Do this:
Show all lines from the listing below that contain "JSON".

....................

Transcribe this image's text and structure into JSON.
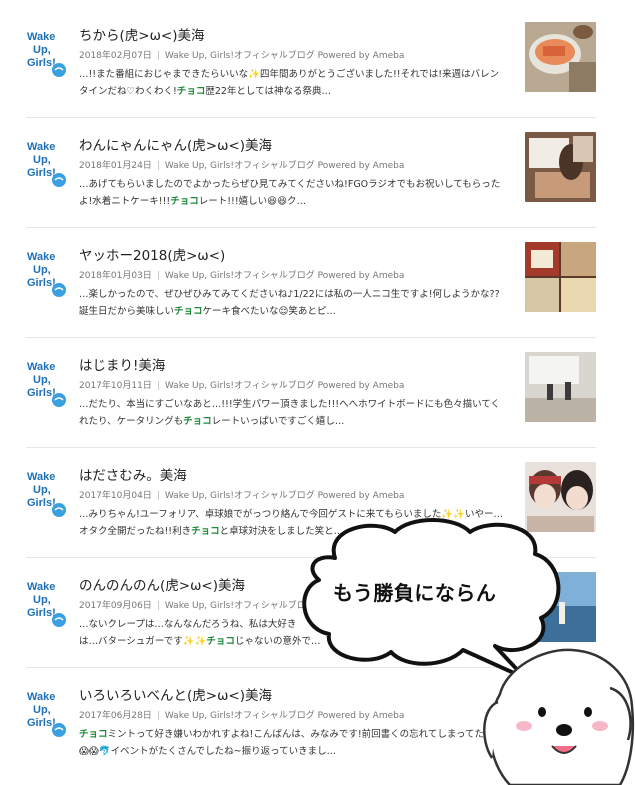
{
  "entries": [
    {
      "title": "ちから(虎>ω<)美海",
      "date": "2018年02月07日",
      "blog": "Wake Up, Girls!オフィシャルブログ Powered by Ameba",
      "snippet_before": "…!!また番組におじゃまできたらいいな",
      "snippet_mid1": "四年間ありがとうございました!!それでは!来週はバレンタインだね♡わくわく!",
      "keyword": "チョコ",
      "snippet_after": "歴22年としては神なる祭典…"
    },
    {
      "title": "わんにゃんにゃん(虎>ω<)美海",
      "date": "2018年01月24日",
      "blog": "Wake Up, Girls!オフィシャルブログ Powered by Ameba",
      "snippet_before": "…あげてもらいましたのでよかったらぜひ見てみてくださいね!FGOラジオでもお祝いしてもらったよ!水着ニトケーキ!!!",
      "snippet_mid1": "",
      "keyword": "チョコ",
      "snippet_after": "レート!!!嬉しい😆😆ク…"
    },
    {
      "title": "ヤッホー2018(虎>ω<)",
      "date": "2018年01月03日",
      "blog": "Wake Up, Girls!オフィシャルブログ Powered by Ameba",
      "snippet_before": "…楽しかったので、ぜひぜひみてみてくださいね♪1/22には私の一人ニコ生ですよ!何しようかな??誕生日だから美味しい",
      "snippet_mid1": "",
      "keyword": "チョコ",
      "snippet_after": "ケーキ食べたいな😌笑あとピ…"
    },
    {
      "title": "はじまり!美海",
      "date": "2017年10月11日",
      "blog": "Wake Up, Girls!オフィシャルブログ Powered by Ameba",
      "snippet_before": "…だたり、本当にすごいなあと…!!!学生パワー頂きました!!!へへホワイトボードにも色々描いてくれたり、ケータリングも",
      "snippet_mid1": "",
      "keyword": "チョコ",
      "snippet_after": "レートいっぱいですごく嬉し…"
    },
    {
      "title": "はださむみ。美海",
      "date": "2017年10月04日",
      "blog": "Wake Up, Girls!オフィシャルブログ Powered by Ameba",
      "snippet_before": "…みりちゃん!ユーフォリア、卓球娘でがっつり絡んで今回ゲストに来てもらいました",
      "snippet_mid1": "いやー… オタク全開だったね!!利き",
      "keyword": "チョコ",
      "snippet_after": "と卓球対決をしました笑と…"
    },
    {
      "title": "のんのんのん(虎>ω<)美海",
      "date": "2017年09月06日",
      "blog": "Wake Up, Girls!オフィシャルブログ Powered by Ameba",
      "snippet_before": "…ないクレープは…なんなんだろうね、私は大好き",
      "snippet_mid1": "は…バターシュガーです",
      "keyword": "チョコ",
      "snippet_after": "じゃないの意外で…"
    },
    {
      "title": "いろいろいべんと(虎>ω<)美海",
      "date": "2017年06月28日",
      "blog": "Wake Up, Girls!オフィシャルブログ Powered by Ameba",
      "snippet_before": "",
      "snippet_mid1": "",
      "keyword": "チョコ",
      "snippet_after": "ミントって好き嫌いわかれすよね!こんばんは、みなみです!前回書くの忘れてしまってたのだ😱😱🐬イベントがたくさんでしたね~振り返っていきまし…"
    }
  ],
  "logo_text": [
    "Wake",
    "Up,",
    "Girls!"
  ],
  "speech_bubble": "もう勝負にならん",
  "colors": {
    "keyword": "#1f8a3b",
    "logo_blue": "#1d6fb8",
    "divider": "#e6e6e6"
  }
}
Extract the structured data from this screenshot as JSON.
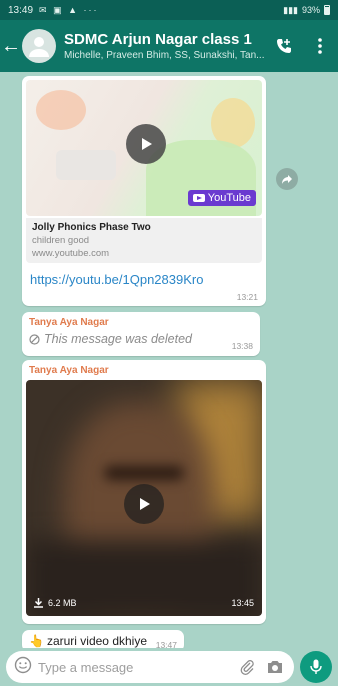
{
  "status_bar": {
    "time": "13:49",
    "right_text": "93%"
  },
  "header": {
    "title": "SDMC Arjun Nagar class 1",
    "subtitle": "Michelle, Praveen Bhim, SS, Sunakshi, Tan..."
  },
  "messages": {
    "link_preview": {
      "title": "Jolly Phonics Phase Two",
      "description": "children good",
      "domain": "www.youtube.com",
      "url": "https://youtu.be/1Qpn2839Kro",
      "time": "13:21",
      "badge_text": "YouTube"
    },
    "deleted": {
      "sender": "Tanya Aya Nagar",
      "text": "This message was deleted",
      "time": "13:38"
    },
    "video": {
      "sender": "Tanya Aya Nagar",
      "size": "6.2 MB",
      "time": "13:45"
    },
    "text": {
      "emoji": "👆",
      "body": "zaruri video dkhiye",
      "time": "13:47"
    }
  },
  "input": {
    "placeholder": "Type a message"
  },
  "colors": {
    "header": "#0e7566",
    "accent": "#0e9b7f",
    "sender": "#e07b4d",
    "link": "#2a86c7",
    "chat_bg": "#a9d3c7"
  }
}
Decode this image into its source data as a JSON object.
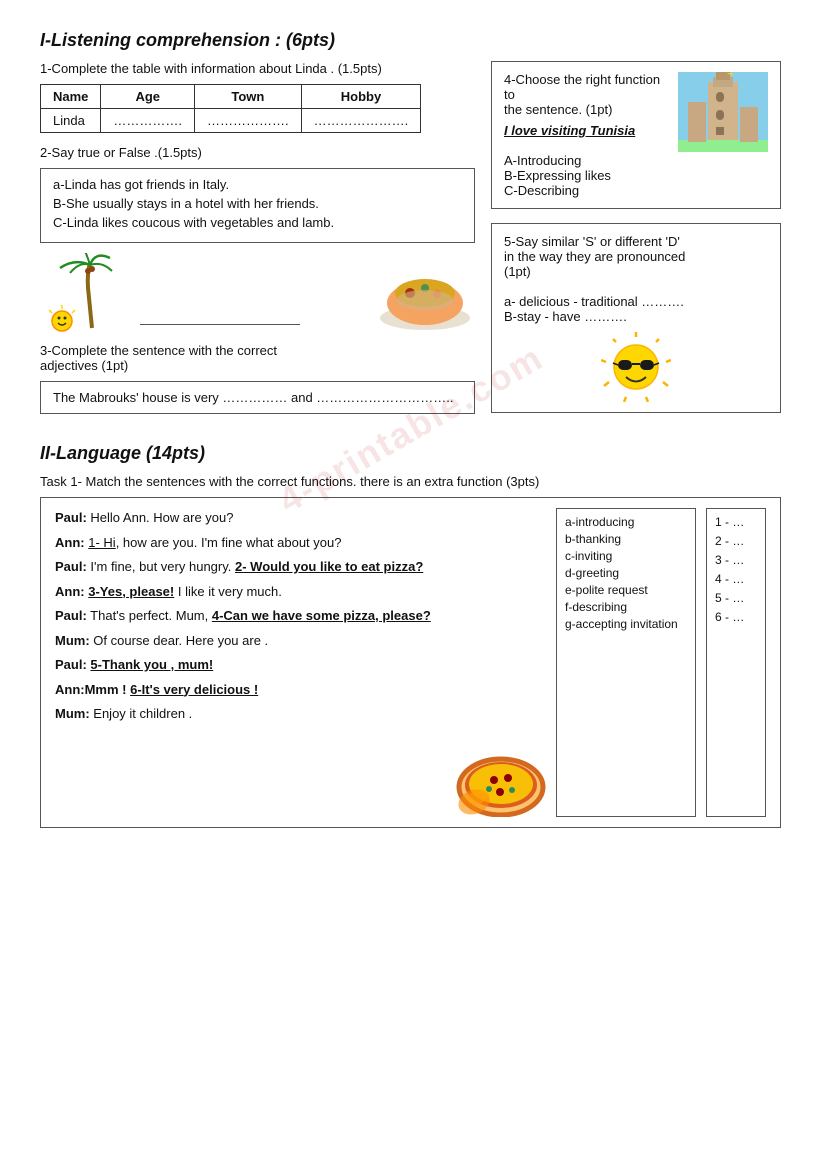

....................

Result of this exercise:
Transcribe this image's text and structure into JSON.
Extract the structured data from this screenshot as JSON.
Decode this image into its source data as a JSON object.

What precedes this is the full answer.